# Problem statement
From the records, pick out and copy each line containing "Medicina".

* start Exercise inputs *

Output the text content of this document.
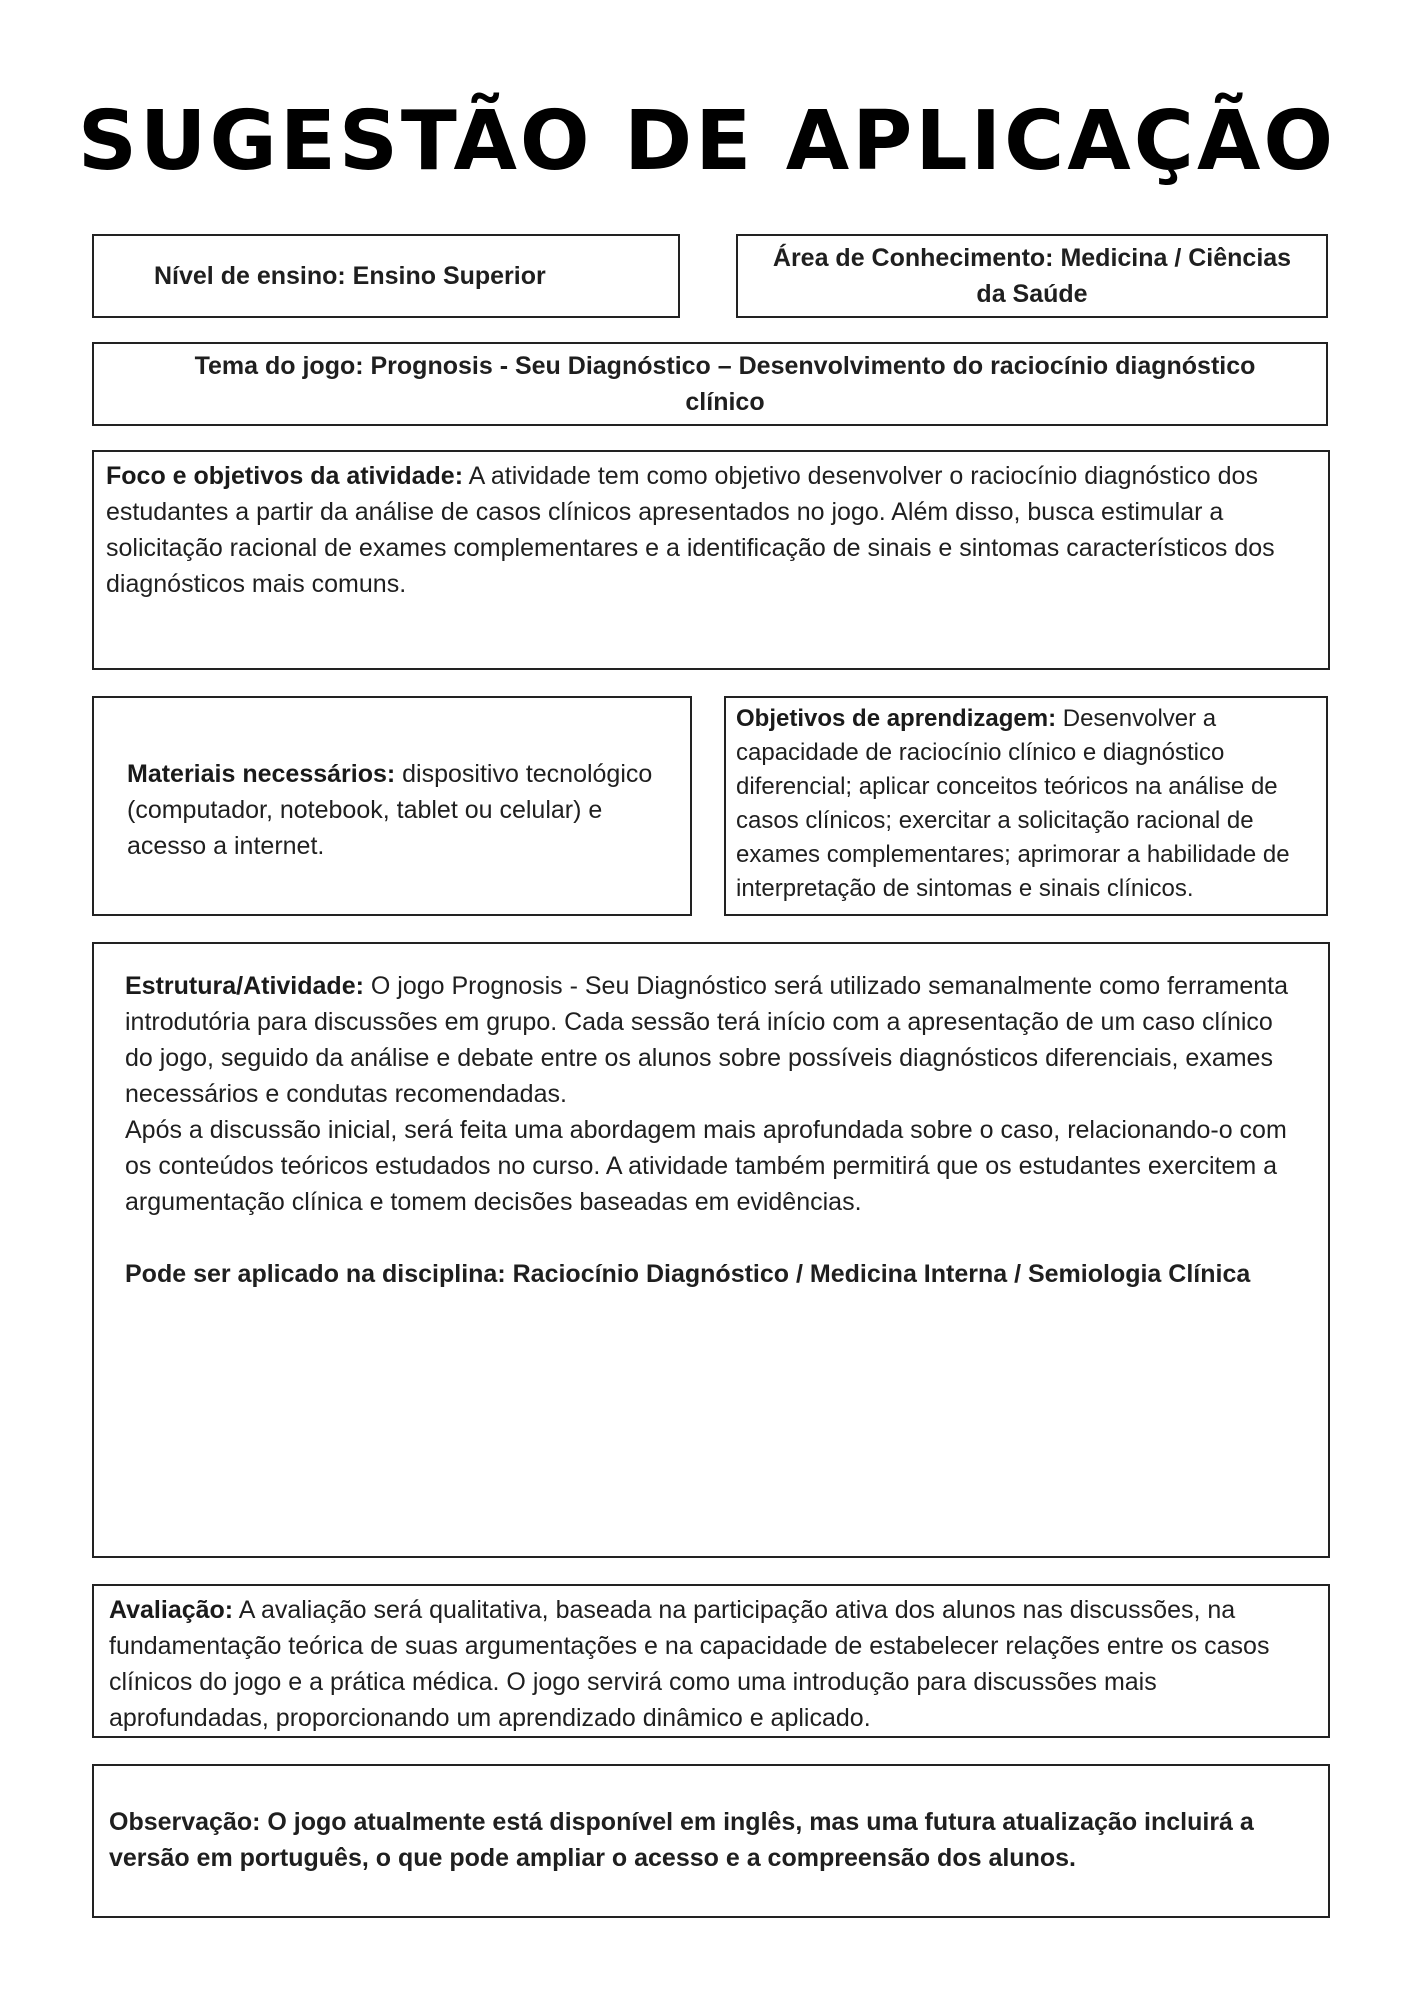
SUGESTÃO DE APLICAÇÃO
Nível de ensino: Ensino Superior
Área de Conhecimento: Medicina / Ciências da Saúde
Tema do jogo: Prognosis - Seu Diagnóstico – Desenvolvimento do raciocínio diagnóstico clínico

Foco e objetivos da atividade: A atividade tem como objetivo desenvolver o raciocínio diagnóstico dos estudantes a partir da análise de casos clínicos apresentados no jogo. Além disso, busca estimular a solicitação racional de exames complementares e a identificação de sinais e sintomas característicos dos diagnósticos mais comuns.

Materiais necessários: dispositivo tecnológico (computador, notebook, tablet ou celular) e acesso a internet.

Objetivos de aprendizagem: Desenvolver a capacidade de raciocínio clínico e diagnóstico diferencial; aplicar conceitos teóricos na análise de casos clínicos; exercitar a solicitação racional de exames complementares; aprimorar a habilidade de interpretação de sintomas e sinais clínicos.

Estrutura/Atividade: O jogo Prognosis - Seu Diagnóstico será utilizado semanalmente como ferramenta introdutória para discussões em grupo. Cada sessão terá início com a apresentação de um caso clínico do jogo, seguido da análise e debate entre os alunos sobre possíveis diagnósticos diferenciais, exames necessários e condutas recomendadas.

Após a discussão inicial, será feita uma abordagem mais aprofundada sobre o caso, relacionando-o com os conteúdos teóricos estudados no curso. A atividade também permitirá que os estudantes exercitem a argumentação clínica e tomem decisões baseadas em evidências.

Pode ser aplicado na disciplina: Raciocínio Diagnóstico / Medicina Interna / Semiologia Clínica

Avaliação: A avaliação será qualitativa, baseada na participação ativa dos alunos nas discussões, na fundamentação teórica de suas argumentações e na capacidade de estabelecer relações entre os casos clínicos do jogo e a prática médica. O jogo servirá como uma introdução para discussões mais aprofundadas, proporcionando um aprendizado dinâmico e aplicado.

Observação: O jogo atualmente está disponível em inglês, mas uma futura atualização incluirá a versão em português, o que pode ampliar o acesso e a compreensão dos alunos.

* end Exercise inputs *

# Task answer
Área de Conhecimento: Medicina / Ciências da Saúde
Pode ser aplicado na disciplina: Raciocínio Diagnóstico / Medicina Interna / Semiologia Clínica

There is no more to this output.